Only the pictures stay out; every record is to be quoted exactly.

════════════════════

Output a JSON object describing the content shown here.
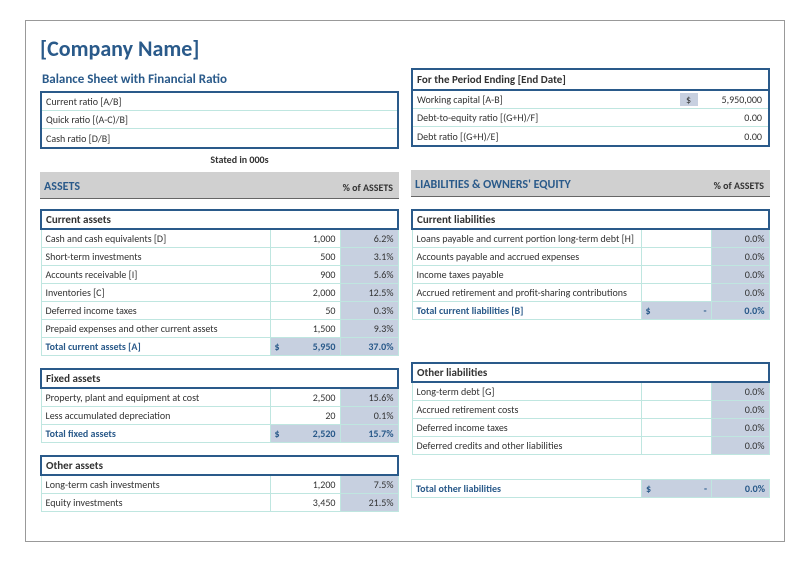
{
  "company": "[Company Name]",
  "subtitle": "Balance Sheet with Financial Ratio",
  "period_label": "For the Period Ending [End Date]",
  "ratios_left": [
    {
      "label": "Current ratio  [A/B]",
      "value": ""
    },
    {
      "label": "Quick ratio  [(A-C)/B]",
      "value": ""
    },
    {
      "label": "Cash ratio  [D/B]",
      "value": ""
    }
  ],
  "ratios_right": [
    {
      "label": "Working capital  [A-B]",
      "cur": "$",
      "value": "5,950,000"
    },
    {
      "label": "Debt-to-equity ratio  [(G+H)/F]",
      "cur": "",
      "value": "0.00"
    },
    {
      "label": "Debt ratio  [(G+H)/E]",
      "cur": "",
      "value": "0.00"
    }
  ],
  "stated": "Stated in 000s",
  "headers": {
    "assets": "ASSETS",
    "pct_assets": "% of ASSETS",
    "liab": "LIABILITIES & OWNERS' EQUITY",
    "pct_assets2": "% of ASSETS"
  },
  "left_groups": [
    {
      "head": "Current assets",
      "rows": [
        {
          "label": "Cash and cash equivalents  [D]",
          "val": "1,000",
          "pct": "6.2%"
        },
        {
          "label": "Short-term investments",
          "val": "500",
          "pct": "3.1%"
        },
        {
          "label": "Accounts receivable  [I]",
          "val": "900",
          "pct": "5.6%"
        },
        {
          "label": "Inventories  [C]",
          "val": "2,000",
          "pct": "12.5%"
        },
        {
          "label": "Deferred income taxes",
          "val": "50",
          "pct": "0.3%"
        },
        {
          "label": "Prepaid expenses and other current assets",
          "val": "1,500",
          "pct": "9.3%"
        }
      ],
      "total": {
        "label": "Total current assets  [A]",
        "cur": "$",
        "val": "5,950",
        "pct": "37.0%"
      }
    },
    {
      "head": "Fixed assets",
      "rows": [
        {
          "label": "Property, plant and equipment at cost",
          "val": "2,500",
          "pct": "15.6%"
        },
        {
          "label": "Less accumulated depreciation",
          "val": "20",
          "pct": "0.1%"
        }
      ],
      "total": {
        "label": "Total fixed assets",
        "cur": "$",
        "val": "2,520",
        "pct": "15.7%"
      }
    },
    {
      "head": "Other assets",
      "rows": [
        {
          "label": "Long-term cash investments",
          "val": "1,200",
          "pct": "7.5%"
        },
        {
          "label": "Equity investments",
          "val": "3,450",
          "pct": "21.5%"
        }
      ],
      "total": null
    }
  ],
  "right_groups": [
    {
      "head": "Current liabilities",
      "rows": [
        {
          "label": "Loans payable and current portion long-term debt  [H]",
          "val": "",
          "pct": "0.0%"
        },
        {
          "label": "Accounts payable and accrued expenses",
          "val": "",
          "pct": "0.0%"
        },
        {
          "label": "Income taxes payable",
          "val": "",
          "pct": "0.0%"
        },
        {
          "label": "Accrued retirement and profit-sharing contributions",
          "val": "",
          "pct": "0.0%"
        }
      ],
      "total": {
        "label": "Total current liabilities  [B]",
        "cur": "$",
        "val": "-",
        "pct": "0.0%"
      }
    },
    {
      "head": "Other liabilities",
      "rows": [
        {
          "label": "Long-term debt  [G]",
          "val": "",
          "pct": "0.0%"
        },
        {
          "label": "Accrued retirement costs",
          "val": "",
          "pct": "0.0%"
        },
        {
          "label": "Deferred income taxes",
          "val": "",
          "pct": "0.0%"
        },
        {
          "label": "Deferred credits and other liabilities",
          "val": "",
          "pct": "0.0%"
        }
      ],
      "total": {
        "label": "Total other liabilities",
        "cur": "$",
        "val": "-",
        "pct": "0.0%"
      }
    }
  ]
}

════════════════════

*RESPONSE BELOW*.
Output a JSON object describing the content shown here.
{
  "company": "[Company Name]",
  "subtitle": "Balance Sheet with Financial Ratio",
  "period_label": "For the Period Ending [End Date]",
  "ratios_left": [
    {
      "label": "Current ratio  [A/B]",
      "value": ""
    },
    {
      "label": "Quick ratio  [(A-C)/B]",
      "value": ""
    },
    {
      "label": "Cash ratio  [D/B]",
      "value": ""
    }
  ],
  "ratios_right": [
    {
      "label": "Working capital  [A-B]",
      "cur": "$",
      "value": "5,950,000"
    },
    {
      "label": "Debt-to-equity ratio  [(G+H)/F]",
      "cur": "",
      "value": "0.00"
    },
    {
      "label": "Debt ratio  [(G+H)/E]",
      "cur": "",
      "value": "0.00"
    }
  ],
  "stated": "Stated in 000s",
  "headers": {
    "assets": "ASSETS",
    "pct_assets": "% of ASSETS",
    "liab": "LIABILITIES & OWNERS' EQUITY",
    "pct_assets2": "% of ASSETS"
  },
  "left_groups": [
    {
      "head": "Current assets",
      "rows": [
        {
          "label": "Cash and cash equivalents  [D]",
          "val": "1,000",
          "pct": "6.2%"
        },
        {
          "label": "Short-term investments",
          "val": "500",
          "pct": "3.1%"
        },
        {
          "label": "Accounts receivable  [I]",
          "val": "900",
          "pct": "5.6%"
        },
        {
          "label": "Inventories  [C]",
          "val": "2,000",
          "pct": "12.5%"
        },
        {
          "label": "Deferred income taxes",
          "val": "50",
          "pct": "0.3%"
        },
        {
          "label": "Prepaid expenses and other current assets",
          "val": "1,500",
          "pct": "9.3%"
        }
      ],
      "total": {
        "label": "Total current assets  [A]",
        "cur": "$",
        "val": "5,950",
        "pct": "37.0%"
      }
    },
    {
      "head": "Fixed assets",
      "rows": [
        {
          "label": "Property, plant and equipment at cost",
          "val": "2,500",
          "pct": "15.6%"
        },
        {
          "label": "Less accumulated depreciation",
          "val": "20",
          "pct": "0.1%"
        }
      ],
      "total": {
        "label": "Total fixed assets",
        "cur": "$",
        "val": "2,520",
        "pct": "15.7%"
      }
    },
    {
      "head": "Other assets",
      "rows": [
        {
          "label": "Long-term cash investments",
          "val": "1,200",
          "pct": "7.5%"
        },
        {
          "label": "Equity investments",
          "val": "3,450",
          "pct": "21.5%"
        }
      ],
      "total": null
    }
  ],
  "right_groups": [
    {
      "head": "Current liabilities",
      "rows": [
        {
          "label": "Loans payable and current portion long-term debt  [H]",
          "val": "",
          "pct": "0.0%"
        },
        {
          "label": "Accounts payable and accrued expenses",
          "val": "",
          "pct": "0.0%"
        },
        {
          "label": "Income taxes payable",
          "val": "",
          "pct": "0.0%"
        },
        {
          "label": "Accrued retirement and profit-sharing contributions",
          "val": "",
          "pct": "0.0%"
        }
      ],
      "total": {
        "label": "Total current liabilities  [B]",
        "cur": "$",
        "val": "-",
        "pct": "0.0%"
      }
    },
    {
      "head": "Other liabilities",
      "rows": [
        {
          "label": "Long-term debt  [G]",
          "val": "",
          "pct": "0.0%"
        },
        {
          "label": "Accrued retirement costs",
          "val": "",
          "pct": "0.0%"
        },
        {
          "label": "Deferred income taxes",
          "val": "",
          "pct": "0.0%"
        },
        {
          "label": "Deferred credits and other liabilities",
          "val": "",
          "pct": "0.0%"
        }
      ],
      "total": {
        "label": "Total other liabilities",
        "cur": "$",
        "val": "-",
        "pct": "0.0%"
      }
    }
  ]
}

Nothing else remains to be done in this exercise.